Extract the entries in their exact form.

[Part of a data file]
┌──

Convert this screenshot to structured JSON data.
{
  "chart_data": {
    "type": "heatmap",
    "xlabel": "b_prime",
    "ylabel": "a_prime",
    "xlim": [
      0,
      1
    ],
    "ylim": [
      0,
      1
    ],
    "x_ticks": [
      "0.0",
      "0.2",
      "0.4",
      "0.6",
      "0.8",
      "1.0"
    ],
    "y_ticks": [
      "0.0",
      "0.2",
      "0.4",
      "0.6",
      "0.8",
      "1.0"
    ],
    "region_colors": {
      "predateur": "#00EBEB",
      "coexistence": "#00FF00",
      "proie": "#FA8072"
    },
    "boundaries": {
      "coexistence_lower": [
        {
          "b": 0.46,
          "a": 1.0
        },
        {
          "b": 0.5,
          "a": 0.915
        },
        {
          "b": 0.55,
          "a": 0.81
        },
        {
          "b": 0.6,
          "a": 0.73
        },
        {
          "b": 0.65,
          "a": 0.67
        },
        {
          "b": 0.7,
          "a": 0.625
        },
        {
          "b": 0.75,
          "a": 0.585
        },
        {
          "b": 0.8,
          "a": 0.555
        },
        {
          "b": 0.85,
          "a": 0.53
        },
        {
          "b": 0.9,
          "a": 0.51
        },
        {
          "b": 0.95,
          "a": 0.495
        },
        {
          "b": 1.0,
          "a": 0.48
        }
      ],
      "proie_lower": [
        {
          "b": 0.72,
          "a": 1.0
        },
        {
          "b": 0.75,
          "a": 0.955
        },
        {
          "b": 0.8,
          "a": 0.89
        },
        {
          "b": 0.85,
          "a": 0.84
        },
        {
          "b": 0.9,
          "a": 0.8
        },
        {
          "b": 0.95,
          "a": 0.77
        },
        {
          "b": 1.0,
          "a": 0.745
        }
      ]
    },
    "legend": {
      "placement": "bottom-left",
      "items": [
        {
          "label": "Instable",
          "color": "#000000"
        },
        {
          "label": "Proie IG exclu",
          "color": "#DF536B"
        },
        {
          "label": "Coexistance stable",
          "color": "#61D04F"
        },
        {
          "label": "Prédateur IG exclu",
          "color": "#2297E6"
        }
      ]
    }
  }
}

└──

● Reply to the exercise:
Convert this screenshot to structured JSON data.
{
  "chart_data": {
    "type": "heatmap",
    "xlabel": "b_prime",
    "ylabel": "a_prime",
    "xlim": [
      0,
      1
    ],
    "ylim": [
      0,
      1
    ],
    "x_ticks": [
      "0.0",
      "0.2",
      "0.4",
      "0.6",
      "0.8",
      "1.0"
    ],
    "y_ticks": [
      "0.0",
      "0.2",
      "0.4",
      "0.6",
      "0.8",
      "1.0"
    ],
    "region_colors": {
      "predateur": "#00EBEB",
      "coexistence": "#00FF00",
      "proie": "#FA8072"
    },
    "boundaries": {
      "coexistence_lower": [
        {
          "b": 0.46,
          "a": 1.0
        },
        {
          "b": 0.5,
          "a": 0.915
        },
        {
          "b": 0.55,
          "a": 0.81
        },
        {
          "b": 0.6,
          "a": 0.73
        },
        {
          "b": 0.65,
          "a": 0.67
        },
        {
          "b": 0.7,
          "a": 0.625
        },
        {
          "b": 0.75,
          "a": 0.585
        },
        {
          "b": 0.8,
          "a": 0.555
        },
        {
          "b": 0.85,
          "a": 0.53
        },
        {
          "b": 0.9,
          "a": 0.51
        },
        {
          "b": 0.95,
          "a": 0.495
        },
        {
          "b": 1.0,
          "a": 0.48
        }
      ],
      "proie_lower": [
        {
          "b": 0.72,
          "a": 1.0
        },
        {
          "b": 0.75,
          "a": 0.955
        },
        {
          "b": 0.8,
          "a": 0.89
        },
        {
          "b": 0.85,
          "a": 0.84
        },
        {
          "b": 0.9,
          "a": 0.8
        },
        {
          "b": 0.95,
          "a": 0.77
        },
        {
          "b": 1.0,
          "a": 0.745
        }
      ]
    },
    "legend": {
      "placement": "bottom-left",
      "items": [
        {
          "label": "Instable",
          "color": "#000000"
        },
        {
          "label": "Proie IG exclu",
          "color": "#DF536B"
        },
        {
          "label": "Coexistance stable",
          "color": "#61D04F"
        },
        {
          "label": "Prédateur IG exclu",
          "color": "#2297E6"
        }
      ]
    }
  }
}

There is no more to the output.